Set problem
Select and copy out every line in the records containing "internal".

The input

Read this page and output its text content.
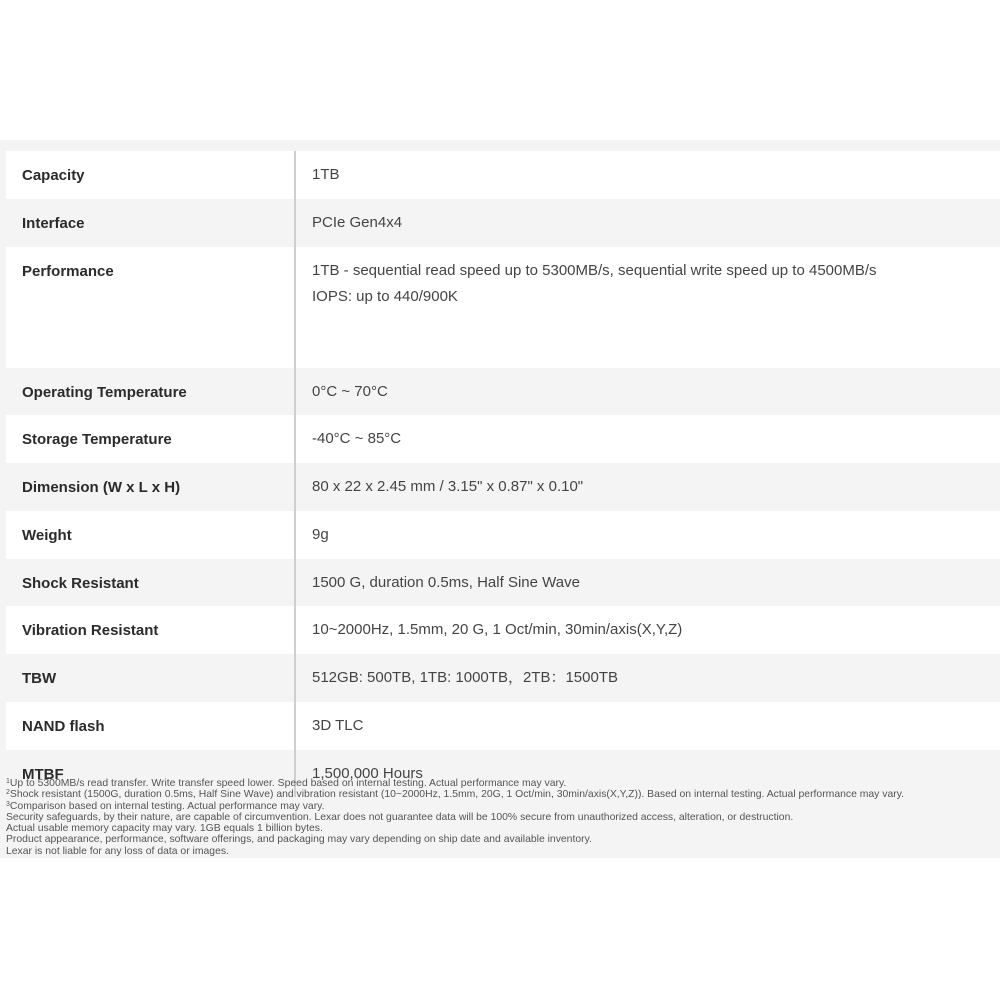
Capacity	1TB
Interface	PCIe Gen4x4
Performance	1TB - sequential read speed up to 5300MB/s, sequential write speed up to 4500MB/s
IOPS: up to 440/900K
Operating Temperature	0°C ~ 70°C
Storage Temperature	-40°C ~ 85°C
Dimension (W x L x H)	80 x 22 x 2.45 mm / 3.15" x 0.87" x 0.10"
Weight	9g
Shock Resistant	1500 G, duration 0.5ms, Half Sine Wave
Vibration Resistant	10~2000Hz, 1.5mm, 20 G, 1 Oct/min, 30min/axis(X,Y,Z)
TBW	512GB: 500TB, 1TB: 1000TB，2TB：1500TB
NAND flash	3D TLC
MTBF	1,500,000 Hours
$^1$Up to 5300MB/s read transfer. Write transfer speed lower. Speed based on internal testing. Actual performance may vary.
$^2$Shock resistant (1500G, duration 0.5ms, Half Sine Wave) and vibration resistant (10~2000Hz, 1.5mm, 20G, 1 Oct/min, 30min/axis(X,Y,Z)). Based on internal testing. Actual performance may vary.
$^3$Comparison based on internal testing. Actual performance may vary.
Security safeguards, by their nature, are capable of circumvention. Lexar does not guarantee data will be 100% secure from unauthorized access, alteration, or destruction.
Actual usable memory capacity may vary. 1GB equals 1 billion bytes.
Product appearance, performance, software offerings, and packaging may vary depending on ship date and available inventory.
Lexar is not liable for any loss of data or images.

Correct answer
$^1$Up to 5300MB/s read transfer. Write transfer speed lower. Speed based on internal testing. Actual performance may vary.
$^2$Shock resistant (1500G, duration 0.5ms, Half Sine Wave) and vibration resistant (10~2000Hz, 1.5mm, 20G, 1 Oct/min, 30min/axis(X,Y,Z)). Based on internal testing. Actual performance may vary.
$^3$Comparison based on internal testing. Actual performance may vary.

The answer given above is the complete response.